Excerpted records:
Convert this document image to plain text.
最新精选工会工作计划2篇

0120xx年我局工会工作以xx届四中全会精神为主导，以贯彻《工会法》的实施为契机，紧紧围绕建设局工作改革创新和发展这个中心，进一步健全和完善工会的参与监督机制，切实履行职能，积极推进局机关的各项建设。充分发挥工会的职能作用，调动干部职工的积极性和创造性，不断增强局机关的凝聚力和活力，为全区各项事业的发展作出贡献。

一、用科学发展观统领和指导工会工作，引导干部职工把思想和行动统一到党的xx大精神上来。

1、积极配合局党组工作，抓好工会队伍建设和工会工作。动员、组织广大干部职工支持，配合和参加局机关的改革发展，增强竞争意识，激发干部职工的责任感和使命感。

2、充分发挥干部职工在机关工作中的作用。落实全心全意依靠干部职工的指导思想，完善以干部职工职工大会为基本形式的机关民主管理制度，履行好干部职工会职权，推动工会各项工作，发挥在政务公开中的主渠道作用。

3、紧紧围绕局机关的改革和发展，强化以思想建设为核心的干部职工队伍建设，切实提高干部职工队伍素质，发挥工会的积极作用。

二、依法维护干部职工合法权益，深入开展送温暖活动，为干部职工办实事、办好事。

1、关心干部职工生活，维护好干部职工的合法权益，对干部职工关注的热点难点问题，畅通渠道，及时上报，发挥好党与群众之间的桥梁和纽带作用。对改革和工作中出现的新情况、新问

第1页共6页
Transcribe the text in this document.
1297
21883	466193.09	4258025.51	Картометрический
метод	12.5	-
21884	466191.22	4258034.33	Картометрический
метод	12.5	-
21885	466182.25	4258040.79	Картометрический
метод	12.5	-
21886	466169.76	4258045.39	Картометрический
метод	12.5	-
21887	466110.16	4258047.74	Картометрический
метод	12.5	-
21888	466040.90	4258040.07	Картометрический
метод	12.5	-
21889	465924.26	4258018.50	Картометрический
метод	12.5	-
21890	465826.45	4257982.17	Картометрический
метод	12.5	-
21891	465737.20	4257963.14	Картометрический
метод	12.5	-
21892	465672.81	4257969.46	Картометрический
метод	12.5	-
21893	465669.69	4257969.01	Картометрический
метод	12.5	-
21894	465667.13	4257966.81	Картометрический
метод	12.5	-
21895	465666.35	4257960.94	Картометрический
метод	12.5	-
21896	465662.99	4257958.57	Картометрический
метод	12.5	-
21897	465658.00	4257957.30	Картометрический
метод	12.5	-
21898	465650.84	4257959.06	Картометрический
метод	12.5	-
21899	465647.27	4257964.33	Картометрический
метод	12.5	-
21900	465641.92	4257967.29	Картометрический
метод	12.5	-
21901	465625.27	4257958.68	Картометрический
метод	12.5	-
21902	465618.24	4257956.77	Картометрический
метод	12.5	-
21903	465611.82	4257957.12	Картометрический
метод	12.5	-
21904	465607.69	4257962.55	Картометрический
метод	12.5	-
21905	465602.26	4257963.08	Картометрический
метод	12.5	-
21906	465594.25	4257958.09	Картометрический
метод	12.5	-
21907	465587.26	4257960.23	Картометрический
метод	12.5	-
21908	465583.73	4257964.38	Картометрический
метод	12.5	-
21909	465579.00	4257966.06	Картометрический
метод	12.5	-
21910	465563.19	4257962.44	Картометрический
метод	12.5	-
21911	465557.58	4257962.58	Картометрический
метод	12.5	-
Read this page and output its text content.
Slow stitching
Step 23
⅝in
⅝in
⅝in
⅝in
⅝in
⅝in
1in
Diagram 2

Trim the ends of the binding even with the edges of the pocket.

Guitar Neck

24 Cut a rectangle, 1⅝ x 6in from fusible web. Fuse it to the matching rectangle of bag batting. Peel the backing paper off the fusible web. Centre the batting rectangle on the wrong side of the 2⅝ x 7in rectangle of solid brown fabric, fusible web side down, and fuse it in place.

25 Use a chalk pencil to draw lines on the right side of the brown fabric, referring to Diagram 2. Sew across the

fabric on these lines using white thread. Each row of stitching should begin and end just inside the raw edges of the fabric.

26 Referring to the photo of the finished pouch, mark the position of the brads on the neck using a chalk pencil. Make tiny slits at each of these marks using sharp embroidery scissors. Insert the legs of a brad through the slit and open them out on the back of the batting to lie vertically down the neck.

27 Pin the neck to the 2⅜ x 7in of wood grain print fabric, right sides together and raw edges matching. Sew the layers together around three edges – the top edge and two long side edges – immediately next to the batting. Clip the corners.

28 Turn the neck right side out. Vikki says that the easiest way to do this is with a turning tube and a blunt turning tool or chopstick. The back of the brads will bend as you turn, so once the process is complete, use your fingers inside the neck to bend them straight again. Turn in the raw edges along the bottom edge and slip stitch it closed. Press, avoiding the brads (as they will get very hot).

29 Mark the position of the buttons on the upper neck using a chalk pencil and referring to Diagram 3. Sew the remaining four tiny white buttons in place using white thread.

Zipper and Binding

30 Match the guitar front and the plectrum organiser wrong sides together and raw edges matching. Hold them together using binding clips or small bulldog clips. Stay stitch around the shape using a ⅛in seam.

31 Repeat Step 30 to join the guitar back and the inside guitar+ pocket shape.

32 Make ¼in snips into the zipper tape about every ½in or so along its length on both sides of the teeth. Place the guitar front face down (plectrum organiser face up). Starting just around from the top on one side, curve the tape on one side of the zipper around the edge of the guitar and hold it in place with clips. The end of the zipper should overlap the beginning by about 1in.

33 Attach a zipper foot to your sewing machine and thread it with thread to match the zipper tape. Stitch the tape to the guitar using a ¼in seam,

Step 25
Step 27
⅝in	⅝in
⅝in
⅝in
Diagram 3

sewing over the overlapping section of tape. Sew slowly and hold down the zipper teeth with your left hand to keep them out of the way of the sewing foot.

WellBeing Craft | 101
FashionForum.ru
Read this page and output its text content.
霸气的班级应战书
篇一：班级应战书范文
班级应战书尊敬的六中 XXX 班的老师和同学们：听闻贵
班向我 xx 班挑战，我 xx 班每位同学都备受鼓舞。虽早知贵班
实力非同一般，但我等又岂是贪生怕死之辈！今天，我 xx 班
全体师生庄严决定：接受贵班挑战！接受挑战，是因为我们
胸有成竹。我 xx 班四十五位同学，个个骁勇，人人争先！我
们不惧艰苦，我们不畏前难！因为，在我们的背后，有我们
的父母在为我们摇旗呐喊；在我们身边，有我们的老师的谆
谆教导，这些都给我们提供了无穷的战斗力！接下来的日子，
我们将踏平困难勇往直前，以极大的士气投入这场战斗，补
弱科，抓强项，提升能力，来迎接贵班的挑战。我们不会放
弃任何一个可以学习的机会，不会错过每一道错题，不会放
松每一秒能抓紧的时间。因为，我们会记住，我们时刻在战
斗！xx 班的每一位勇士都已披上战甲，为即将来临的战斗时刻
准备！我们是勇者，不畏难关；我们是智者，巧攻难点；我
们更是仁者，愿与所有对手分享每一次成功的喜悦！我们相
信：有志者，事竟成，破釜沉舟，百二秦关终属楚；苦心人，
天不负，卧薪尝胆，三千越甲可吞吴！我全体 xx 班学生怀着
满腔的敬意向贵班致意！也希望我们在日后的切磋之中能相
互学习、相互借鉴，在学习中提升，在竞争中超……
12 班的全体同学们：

What is expected: The lines above should be duplicated exactly.

Completed exercise:
Convert this document image to plain text.
最新精选工会工作计划2篇

0120xx年我局工会工作以xx届四中全会精神为主导，以贯彻《工会法》的实施为契机，紧紧围绕建设局工作改革创新和发展这个中心，进一步健全和完善工会的参与监督机制，切实履行职能，积极推进局机关的各项建设。充分发挥工会的职能作用，调动干部职工的积极性和创造性，不断增强局机关的凝聚力和活力，为全区各项事业的发展作出贡献。

一、用科学发展观统领和指导工会工作，引导干部职工把思想和行动统一到党的xx大精神上来。

1、积极配合局党组工作，抓好工会队伍建设和工会工作。动员、组织广大干部职工支持，配合和参加局机关的改革发展，增强竞争意识，激发干部职工的责任感和使命感。

2、充分发挥干部职工在机关工作中的作用。落实全心全意依靠干部职工的指导思想，完善以干部职工职工大会为基本形式的机关民主管理制度，履行好干部职工会职权，推动工会各项工作，发挥在政务公开中的主渠道作用。

3、紧紧围绕局机关的改革和发展，强化以思想建设为核心的干部职工队伍建设，切实提高干部职工队伍素质，发挥工会的积极作用。

二、依法维护干部职工合法权益，深入开展送温暖活动，为干部职工办实事、办好事。

1、关心干部职工生活，维护好干部职工的合法权益，对干部职工关注的热点难点问题，畅通渠道，及时上报，发挥好党与群众之间的桥梁和纽带作用。对改革和工作中出现的新情况、新问

第1页共6页
Transcribe the text in this document.
1297
21883	466193.09	4258025.51	Картометрический
метод	12.5	-
21884	466191.22	4258034.33	Картометрический
метод	12.5	-
21885	466182.25	4258040.79	Картометрический
метод	12.5	-
21886	466169.76	4258045.39	Картометрический
метод	12.5	-
21887	466110.16	4258047.74	Картометрический
метод	12.5	-
21888	466040.90	4258040.07	Картометрический
метод	12.5	-
21889	465924.26	4258018.50	Картометрический
метод	12.5	-
21890	465826.45	4257982.17	Картометрический
метод	12.5	-
21891	465737.20	4257963.14	Картометрический
метод	12.5	-
21892	465672.81	4257969.46	Картометрический
метод	12.5	-
21893	465669.69	4257969.01	Картометрический
метод	12.5	-
21894	465667.13	4257966.81	Картометрический
метод	12.5	-
21895	465666.35	4257960.94	Картометрический
метод	12.5	-
21896	465662.99	4257958.57	Картометрический
метод	12.5	-
21897	465658.00	4257957.30	Картометрический
метод	12.5	-
21898	465650.84	4257959.06	Картометрический
метод	12.5	-
21899	465647.27	4257964.33	Картометрический
метод	12.5	-
21900	465641.92	4257967.29	Картометрический
метод	12.5	-
21901	465625.27	4257958.68	Картометрический
метод	12.5	-
21902	465618.24	4257956.77	Картометрический
метод	12.5	-
21903	465611.82	4257957.12	Картометрический
метод	12.5	-
21904	465607.69	4257962.55	Картометрический
метод	12.5	-
21905	465602.26	4257963.08	Картометрический
метод	12.5	-
21906	465594.25	4257958.09	Картометрический
метод	12.5	-
21907	465587.26	4257960.23	Картометрический
метод	12.5	-
21908	465583.73	4257964.38	Картометрический
метод	12.5	-
21909	465579.00	4257966.06	Картометрический
метод	12.5	-
21910	465563.19	4257962.44	Картометрический
метод	12.5	-
21911	465557.58	4257962.58	Картометрический
метод	12.5	-
Read this page and output its text content.
Slow stitching
Step 23
⅝in
⅝in
⅝in
⅝in
⅝in
⅝in
1in
Diagram 2

Trim the ends of the binding even with the edges of the pocket.

Guitar Neck

24 Cut a rectangle, 1⅝ x 6in from fusible web. Fuse it to the matching rectangle of bag batting. Peel the backing paper off the fusible web. Centre the batting rectangle on the wrong side of the 2⅝ x 7in rectangle of solid brown fabric, fusible web side down, and fuse it in place.

25 Use a chalk pencil to draw lines on the right side of the brown fabric, referring to Diagram 2. Sew across the

fabric on these lines using white thread. Each row of stitching should begin and end just inside the raw edges of the fabric.

26 Referring to the photo of the finished pouch, mark the position of the brads on the neck using a chalk pencil. Make tiny slits at each of these marks using sharp embroidery scissors. Insert the legs of a brad through the slit and open them out on the back of the batting to lie vertically down the neck.

27 Pin the neck to the 2⅜ x 7in of wood grain print fabric, right sides together and raw edges matching. Sew the layers together around three edges – the top edge and two long side edges – immediately next to the batting. Clip the corners.

28 Turn the neck right side out. Vikki says that the easiest way to do this is with a turning tube and a blunt turning tool or chopstick. The back of the brads will bend as you turn, so once the process is complete, use your fingers inside the neck to bend them straight again. Turn in the raw edges along the bottom edge and slip stitch it closed. Press, avoiding the brads (as they will get very hot).

29 Mark the position of the buttons on the upper neck using a chalk pencil and referring to Diagram 3. Sew the remaining four tiny white buttons in place using white thread.

Zipper and Binding

30 Match the guitar front and the plectrum organiser wrong sides together and raw edges matching. Hold them together using binding clips or small bulldog clips. Stay stitch around the shape using a ⅛in seam.

31 Repeat Step 30 to join the guitar back and the inside guitar+ pocket shape.

32 Make ¼in snips into the zipper tape about every ½in or so along its length on both sides of the teeth. Place the guitar front face down (plectrum organiser face up). Starting just around from the top on one side, curve the tape on one side of the zipper around the edge of the guitar and hold it in place with clips. The end of the zipper should overlap the beginning by about 1in.

33 Attach a zipper foot to your sewing machine and thread it with thread to match the zipper tape. Stitch the tape to the guitar using a ¼in seam,

Step 25
Step 27
⅝in	⅝in
⅝in
⅝in
Diagram 3

sewing over the overlapping section of tape. Sew slowly and hold down the zipper teeth with your left hand to keep them out of the way of the sewing foot.

WellBeing Craft | 101
FashionForum.ru
Read this page and output its text content.
霸气的班级应战书
篇一：班级应战书范文
班级应战书尊敬的六中 XXX 班的老师和同学们：听闻贵
班向我 xx 班挑战，我 xx 班每位同学都备受鼓舞。虽早知贵班
实力非同一般，但我等又岂是贪生怕死之辈！今天，我 xx 班
全体师生庄严决定：接受贵班挑战！接受挑战，是因为我们
胸有成竹。我 xx 班四十五位同学，个个骁勇，人人争先！我
们不惧艰苦，我们不畏前难！因为，在我们的背后，有我们
的父母在为我们摇旗呐喊；在我们身边，有我们的老师的谆
谆教导，这些都给我们提供了无穷的战斗力！接下来的日子，
我们将踏平困难勇往直前，以极大的士气投入这场战斗，补
弱科，抓强项，提升能力，来迎接贵班的挑战。我们不会放
弃任何一个可以学习的机会，不会错过每一道错题，不会放
松每一秒能抓紧的时间。因为，我们会记住，我们时刻在战
斗！xx 班的每一位勇士都已披上战甲，为即将来临的战斗时刻
准备！我们是勇者，不畏难关；我们是智者，巧攻难点；我
们更是仁者，愿与所有对手分享每一次成功的喜悦！我们相
信：有志者，事竟成，破釜沉舟，百二秦关终属楚；苦心人，
天不负，卧薪尝胆，三千越甲可吞吴！我全体 xx 班学生怀着
满腔的敬意向贵班致意！也希望我们在日后的切磋之中能相
互学习、相互借鉴，在学习中提升，在竞争中超……
12 班的全体同学们：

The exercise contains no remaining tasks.